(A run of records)
+ + + + + + +

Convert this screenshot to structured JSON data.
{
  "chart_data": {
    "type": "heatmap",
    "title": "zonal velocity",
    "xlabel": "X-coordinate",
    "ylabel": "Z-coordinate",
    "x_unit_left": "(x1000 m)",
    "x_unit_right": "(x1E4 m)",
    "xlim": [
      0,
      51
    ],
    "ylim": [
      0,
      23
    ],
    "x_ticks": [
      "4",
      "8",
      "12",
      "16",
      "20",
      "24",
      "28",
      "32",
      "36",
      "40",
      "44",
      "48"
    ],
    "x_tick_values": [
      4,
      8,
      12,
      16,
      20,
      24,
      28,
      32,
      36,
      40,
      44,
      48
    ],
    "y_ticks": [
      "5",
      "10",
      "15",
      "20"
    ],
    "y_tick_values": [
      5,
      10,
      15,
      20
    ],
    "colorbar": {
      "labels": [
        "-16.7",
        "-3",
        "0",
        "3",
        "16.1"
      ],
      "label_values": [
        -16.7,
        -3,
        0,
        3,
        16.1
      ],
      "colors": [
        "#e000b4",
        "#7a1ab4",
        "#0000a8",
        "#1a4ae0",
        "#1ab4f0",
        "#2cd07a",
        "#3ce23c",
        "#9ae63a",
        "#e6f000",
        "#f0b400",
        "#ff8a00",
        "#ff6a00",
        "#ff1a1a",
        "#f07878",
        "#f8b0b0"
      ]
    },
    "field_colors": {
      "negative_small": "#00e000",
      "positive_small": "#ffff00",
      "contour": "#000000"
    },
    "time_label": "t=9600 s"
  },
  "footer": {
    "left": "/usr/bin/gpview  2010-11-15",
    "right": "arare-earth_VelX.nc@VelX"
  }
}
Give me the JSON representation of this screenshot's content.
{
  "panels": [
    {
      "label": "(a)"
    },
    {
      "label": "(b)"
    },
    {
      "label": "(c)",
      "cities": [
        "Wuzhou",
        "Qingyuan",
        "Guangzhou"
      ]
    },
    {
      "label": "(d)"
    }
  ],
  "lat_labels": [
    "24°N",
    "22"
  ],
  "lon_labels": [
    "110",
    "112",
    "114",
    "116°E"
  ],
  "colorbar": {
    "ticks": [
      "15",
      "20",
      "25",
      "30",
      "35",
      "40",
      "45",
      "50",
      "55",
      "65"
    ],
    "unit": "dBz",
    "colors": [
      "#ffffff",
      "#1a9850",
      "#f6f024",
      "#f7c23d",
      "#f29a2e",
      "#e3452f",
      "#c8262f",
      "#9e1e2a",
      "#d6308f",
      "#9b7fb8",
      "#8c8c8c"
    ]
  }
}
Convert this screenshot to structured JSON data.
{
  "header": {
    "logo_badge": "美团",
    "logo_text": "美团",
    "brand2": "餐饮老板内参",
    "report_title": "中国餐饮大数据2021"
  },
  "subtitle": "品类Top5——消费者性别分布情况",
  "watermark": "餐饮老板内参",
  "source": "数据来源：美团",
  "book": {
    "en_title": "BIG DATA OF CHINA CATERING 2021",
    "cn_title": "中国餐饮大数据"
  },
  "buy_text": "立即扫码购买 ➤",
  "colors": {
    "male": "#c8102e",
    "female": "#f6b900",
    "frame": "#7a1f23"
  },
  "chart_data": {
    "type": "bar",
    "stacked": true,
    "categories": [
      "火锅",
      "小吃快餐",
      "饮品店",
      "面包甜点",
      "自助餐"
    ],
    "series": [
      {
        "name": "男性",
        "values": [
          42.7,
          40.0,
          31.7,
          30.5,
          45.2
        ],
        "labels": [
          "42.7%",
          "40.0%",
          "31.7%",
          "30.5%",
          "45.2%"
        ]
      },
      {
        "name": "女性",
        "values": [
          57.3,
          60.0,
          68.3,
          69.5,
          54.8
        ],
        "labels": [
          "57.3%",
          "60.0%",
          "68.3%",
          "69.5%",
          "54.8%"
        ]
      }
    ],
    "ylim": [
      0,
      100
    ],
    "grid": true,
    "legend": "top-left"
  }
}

+ + + + + + +

• [WRITTEN PROBLEM]: Return every line exactly.

• [SOLUTION TO THIS TASK]:
Convert this screenshot to structured JSON data.
{
  "chart_data": {
    "type": "heatmap",
    "title": "zonal velocity",
    "xlabel": "X-coordinate",
    "ylabel": "Z-coordinate",
    "x_unit_left": "(x1000 m)",
    "x_unit_right": "(x1E4 m)",
    "xlim": [
      0,
      51
    ],
    "ylim": [
      0,
      23
    ],
    "x_ticks": [
      "4",
      "8",
      "12",
      "16",
      "20",
      "24",
      "28",
      "32",
      "36",
      "40",
      "44",
      "48"
    ],
    "x_tick_values": [
      4,
      8,
      12,
      16,
      20,
      24,
      28,
      32,
      36,
      40,
      44,
      48
    ],
    "y_ticks": [
      "5",
      "10",
      "15",
      "20"
    ],
    "y_tick_values": [
      5,
      10,
      15,
      20
    ],
    "colorbar": {
      "labels": [
        "-16.7",
        "-3",
        "0",
        "3",
        "16.1"
      ],
      "label_values": [
        -16.7,
        -3,
        0,
        3,
        16.1
      ],
      "colors": [
        "#e000b4",
        "#7a1ab4",
        "#0000a8",
        "#1a4ae0",
        "#1ab4f0",
        "#2cd07a",
        "#3ce23c",
        "#9ae63a",
        "#e6f000",
        "#f0b400",
        "#ff8a00",
        "#ff6a00",
        "#ff1a1a",
        "#f07878",
        "#f8b0b0"
      ]
    },
    "field_colors": {
      "negative_small": "#00e000",
      "positive_small": "#ffff00",
      "contour": "#000000"
    },
    "time_label": "t=9600 s"
  },
  "footer": {
    "left": "/usr/bin/gpview  2010-11-15",
    "right": "arare-earth_VelX.nc@VelX"
  }
}
Give me the JSON representation of this screenshot's content.
{
  "panels": [
    {
      "label": "(a)"
    },
    {
      "label": "(b)"
    },
    {
      "label": "(c)",
      "cities": [
        "Wuzhou",
        "Qingyuan",
        "Guangzhou"
      ]
    },
    {
      "label": "(d)"
    }
  ],
  "lat_labels": [
    "24°N",
    "22"
  ],
  "lon_labels": [
    "110",
    "112",
    "114",
    "116°E"
  ],
  "colorbar": {
    "ticks": [
      "15",
      "20",
      "25",
      "30",
      "35",
      "40",
      "45",
      "50",
      "55",
      "65"
    ],
    "unit": "dBz",
    "colors": [
      "#ffffff",
      "#1a9850",
      "#f6f024",
      "#f7c23d",
      "#f29a2e",
      "#e3452f",
      "#c8262f",
      "#9e1e2a",
      "#d6308f",
      "#9b7fb8",
      "#8c8c8c"
    ]
  }
}
Convert this screenshot to structured JSON data.
{
  "header": {
    "logo_badge": "美团",
    "logo_text": "美团",
    "brand2": "餐饮老板内参",
    "report_title": "中国餐饮大数据2021"
  },
  "subtitle": "品类Top5——消费者性别分布情况",
  "watermark": "餐饮老板内参",
  "source": "数据来源：美团",
  "book": {
    "en_title": "BIG DATA OF CHINA CATERING 2021",
    "cn_title": "中国餐饮大数据"
  },
  "buy_text": "立即扫码购买 ➤",
  "colors": {
    "male": "#c8102e",
    "female": "#f6b900",
    "frame": "#7a1f23"
  },
  "chart_data": {
    "type": "bar",
    "stacked": true,
    "categories": [
      "火锅",
      "小吃快餐",
      "饮品店",
      "面包甜点",
      "自助餐"
    ],
    "series": [
      {
        "name": "男性",
        "values": [
          42.7,
          40.0,
          31.7,
          30.5,
          45.2
        ],
        "labels": [
          "42.7%",
          "40.0%",
          "31.7%",
          "30.5%",
          "45.2%"
        ]
      },
      {
        "name": "女性",
        "values": [
          57.3,
          60.0,
          68.3,
          69.5,
          54.8
        ],
        "labels": [
          "57.3%",
          "60.0%",
          "68.3%",
          "69.5%",
          "54.8%"
        ]
      }
    ],
    "ylim": [
      0,
      100
    ],
    "grid": true,
    "legend": "top-left"
  }
}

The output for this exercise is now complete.